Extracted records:
******
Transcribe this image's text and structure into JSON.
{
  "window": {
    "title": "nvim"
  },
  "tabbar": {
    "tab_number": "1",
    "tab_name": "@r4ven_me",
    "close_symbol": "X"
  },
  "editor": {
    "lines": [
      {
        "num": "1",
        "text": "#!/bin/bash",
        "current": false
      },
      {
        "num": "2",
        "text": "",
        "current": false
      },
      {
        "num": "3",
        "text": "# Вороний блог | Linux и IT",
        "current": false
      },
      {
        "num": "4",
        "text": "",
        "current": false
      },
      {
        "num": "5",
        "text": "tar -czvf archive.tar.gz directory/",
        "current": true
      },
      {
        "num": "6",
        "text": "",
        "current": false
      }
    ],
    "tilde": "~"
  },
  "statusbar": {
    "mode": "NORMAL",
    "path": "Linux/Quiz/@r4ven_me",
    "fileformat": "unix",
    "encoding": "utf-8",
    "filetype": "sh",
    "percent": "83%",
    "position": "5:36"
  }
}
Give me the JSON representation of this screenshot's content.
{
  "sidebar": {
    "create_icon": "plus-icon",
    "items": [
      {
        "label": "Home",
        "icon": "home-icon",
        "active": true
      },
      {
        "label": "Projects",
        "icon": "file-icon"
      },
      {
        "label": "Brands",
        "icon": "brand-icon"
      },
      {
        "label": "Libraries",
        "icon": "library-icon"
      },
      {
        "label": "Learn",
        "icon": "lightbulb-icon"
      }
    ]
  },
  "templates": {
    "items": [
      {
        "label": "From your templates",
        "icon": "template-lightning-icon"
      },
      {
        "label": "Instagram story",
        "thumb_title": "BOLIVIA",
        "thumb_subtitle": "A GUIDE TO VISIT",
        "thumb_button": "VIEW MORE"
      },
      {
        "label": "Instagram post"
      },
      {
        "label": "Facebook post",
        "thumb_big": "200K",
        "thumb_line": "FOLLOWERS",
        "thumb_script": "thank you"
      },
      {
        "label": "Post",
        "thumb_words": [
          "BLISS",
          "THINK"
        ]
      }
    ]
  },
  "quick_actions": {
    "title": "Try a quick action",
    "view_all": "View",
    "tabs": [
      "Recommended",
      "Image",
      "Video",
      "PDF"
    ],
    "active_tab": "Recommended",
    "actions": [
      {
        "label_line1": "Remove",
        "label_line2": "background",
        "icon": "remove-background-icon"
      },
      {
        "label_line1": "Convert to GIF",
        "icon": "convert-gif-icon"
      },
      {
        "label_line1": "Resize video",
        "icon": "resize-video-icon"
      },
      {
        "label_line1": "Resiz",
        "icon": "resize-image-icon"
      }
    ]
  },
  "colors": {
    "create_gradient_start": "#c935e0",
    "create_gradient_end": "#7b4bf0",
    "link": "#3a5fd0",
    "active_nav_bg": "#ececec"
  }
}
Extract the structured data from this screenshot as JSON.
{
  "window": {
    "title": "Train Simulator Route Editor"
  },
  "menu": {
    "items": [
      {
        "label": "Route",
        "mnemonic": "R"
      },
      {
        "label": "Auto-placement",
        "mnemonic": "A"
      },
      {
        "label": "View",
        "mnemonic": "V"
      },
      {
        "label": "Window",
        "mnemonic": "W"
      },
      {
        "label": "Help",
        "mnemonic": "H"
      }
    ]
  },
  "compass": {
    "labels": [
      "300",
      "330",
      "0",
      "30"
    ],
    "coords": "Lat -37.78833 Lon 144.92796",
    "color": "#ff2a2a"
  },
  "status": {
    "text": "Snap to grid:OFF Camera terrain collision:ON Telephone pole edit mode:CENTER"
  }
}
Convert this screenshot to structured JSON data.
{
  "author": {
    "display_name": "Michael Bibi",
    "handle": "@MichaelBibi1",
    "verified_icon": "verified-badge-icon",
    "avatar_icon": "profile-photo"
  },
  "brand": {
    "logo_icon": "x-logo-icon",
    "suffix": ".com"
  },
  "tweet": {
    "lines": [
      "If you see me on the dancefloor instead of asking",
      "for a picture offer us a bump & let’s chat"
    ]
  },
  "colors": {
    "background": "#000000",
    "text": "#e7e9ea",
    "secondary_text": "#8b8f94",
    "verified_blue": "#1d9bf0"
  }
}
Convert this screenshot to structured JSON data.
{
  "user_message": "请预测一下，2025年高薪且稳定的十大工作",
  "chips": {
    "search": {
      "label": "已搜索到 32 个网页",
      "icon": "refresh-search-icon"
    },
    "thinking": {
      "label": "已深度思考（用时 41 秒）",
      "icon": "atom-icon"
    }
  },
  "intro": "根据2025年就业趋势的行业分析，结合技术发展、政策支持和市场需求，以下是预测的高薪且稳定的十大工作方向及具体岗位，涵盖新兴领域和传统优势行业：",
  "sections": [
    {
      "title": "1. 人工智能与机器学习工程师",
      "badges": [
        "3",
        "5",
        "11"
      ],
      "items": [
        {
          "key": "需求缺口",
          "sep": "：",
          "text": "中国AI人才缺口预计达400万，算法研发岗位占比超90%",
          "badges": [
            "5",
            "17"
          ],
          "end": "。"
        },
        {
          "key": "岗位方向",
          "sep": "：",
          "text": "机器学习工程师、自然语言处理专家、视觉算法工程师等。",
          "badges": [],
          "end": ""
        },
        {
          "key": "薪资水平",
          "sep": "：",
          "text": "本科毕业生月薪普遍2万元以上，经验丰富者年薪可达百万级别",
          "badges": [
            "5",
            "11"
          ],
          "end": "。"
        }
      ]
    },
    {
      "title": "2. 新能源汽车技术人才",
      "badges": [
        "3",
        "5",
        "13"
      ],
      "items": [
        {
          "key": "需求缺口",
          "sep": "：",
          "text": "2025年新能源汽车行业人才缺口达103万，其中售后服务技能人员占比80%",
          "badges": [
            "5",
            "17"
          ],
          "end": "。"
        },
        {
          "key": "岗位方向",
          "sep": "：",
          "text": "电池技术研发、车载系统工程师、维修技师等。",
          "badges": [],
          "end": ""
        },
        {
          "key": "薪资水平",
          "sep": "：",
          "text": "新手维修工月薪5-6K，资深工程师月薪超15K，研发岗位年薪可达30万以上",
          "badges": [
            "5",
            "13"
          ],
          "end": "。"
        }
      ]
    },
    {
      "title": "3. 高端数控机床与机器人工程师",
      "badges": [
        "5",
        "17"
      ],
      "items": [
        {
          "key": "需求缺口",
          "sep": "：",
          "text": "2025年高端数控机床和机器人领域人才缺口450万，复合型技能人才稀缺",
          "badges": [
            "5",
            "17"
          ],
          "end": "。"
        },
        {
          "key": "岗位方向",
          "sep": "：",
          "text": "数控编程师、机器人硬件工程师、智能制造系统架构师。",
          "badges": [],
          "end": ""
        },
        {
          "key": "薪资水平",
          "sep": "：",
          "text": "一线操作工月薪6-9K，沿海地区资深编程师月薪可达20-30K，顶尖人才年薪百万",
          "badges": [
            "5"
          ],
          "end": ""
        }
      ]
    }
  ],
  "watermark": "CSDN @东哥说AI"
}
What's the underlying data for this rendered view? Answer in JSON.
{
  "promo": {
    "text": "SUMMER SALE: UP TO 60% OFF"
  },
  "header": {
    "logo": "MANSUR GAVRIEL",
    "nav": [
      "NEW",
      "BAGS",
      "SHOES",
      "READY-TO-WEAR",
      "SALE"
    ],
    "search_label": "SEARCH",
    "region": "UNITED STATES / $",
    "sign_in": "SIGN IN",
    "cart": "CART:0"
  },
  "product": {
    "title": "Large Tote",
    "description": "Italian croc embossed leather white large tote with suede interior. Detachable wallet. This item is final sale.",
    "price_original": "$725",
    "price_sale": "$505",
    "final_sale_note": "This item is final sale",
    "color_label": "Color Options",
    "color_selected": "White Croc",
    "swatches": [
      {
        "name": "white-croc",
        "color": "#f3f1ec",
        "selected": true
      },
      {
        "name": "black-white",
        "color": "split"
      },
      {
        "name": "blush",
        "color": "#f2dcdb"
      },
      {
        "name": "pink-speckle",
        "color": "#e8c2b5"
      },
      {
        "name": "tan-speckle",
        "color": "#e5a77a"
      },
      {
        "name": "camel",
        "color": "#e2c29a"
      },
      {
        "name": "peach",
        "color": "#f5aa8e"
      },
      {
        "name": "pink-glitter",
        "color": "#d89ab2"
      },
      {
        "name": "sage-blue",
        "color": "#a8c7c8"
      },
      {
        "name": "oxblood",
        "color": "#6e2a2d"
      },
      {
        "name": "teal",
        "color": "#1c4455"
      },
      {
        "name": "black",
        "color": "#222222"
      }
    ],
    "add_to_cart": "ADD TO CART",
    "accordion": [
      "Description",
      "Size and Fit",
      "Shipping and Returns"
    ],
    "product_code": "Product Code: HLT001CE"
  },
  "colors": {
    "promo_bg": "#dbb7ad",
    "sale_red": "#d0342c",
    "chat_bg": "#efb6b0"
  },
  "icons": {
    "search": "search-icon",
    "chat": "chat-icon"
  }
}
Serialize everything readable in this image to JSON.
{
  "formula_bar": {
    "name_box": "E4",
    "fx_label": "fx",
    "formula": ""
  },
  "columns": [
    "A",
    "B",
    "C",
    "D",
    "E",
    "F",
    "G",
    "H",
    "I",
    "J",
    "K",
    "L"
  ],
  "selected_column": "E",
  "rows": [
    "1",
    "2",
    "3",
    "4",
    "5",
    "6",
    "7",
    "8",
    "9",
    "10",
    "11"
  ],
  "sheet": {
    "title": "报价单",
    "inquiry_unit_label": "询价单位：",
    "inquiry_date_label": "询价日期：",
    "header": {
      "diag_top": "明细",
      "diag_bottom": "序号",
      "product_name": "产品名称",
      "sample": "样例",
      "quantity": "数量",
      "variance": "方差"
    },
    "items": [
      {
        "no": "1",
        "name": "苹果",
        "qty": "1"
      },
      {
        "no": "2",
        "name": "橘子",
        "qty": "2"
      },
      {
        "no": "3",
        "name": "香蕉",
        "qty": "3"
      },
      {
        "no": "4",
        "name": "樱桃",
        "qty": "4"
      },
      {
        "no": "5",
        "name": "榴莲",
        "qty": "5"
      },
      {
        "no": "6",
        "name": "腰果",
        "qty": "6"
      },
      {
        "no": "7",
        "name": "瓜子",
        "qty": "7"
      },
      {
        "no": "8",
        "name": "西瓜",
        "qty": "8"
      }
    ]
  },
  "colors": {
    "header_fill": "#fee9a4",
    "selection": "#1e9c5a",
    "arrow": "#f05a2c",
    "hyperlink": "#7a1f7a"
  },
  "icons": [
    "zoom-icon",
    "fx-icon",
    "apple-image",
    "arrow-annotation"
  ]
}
******
Check every line of the records above for the string "Linux" and say how many contain it, giving the number alone.

2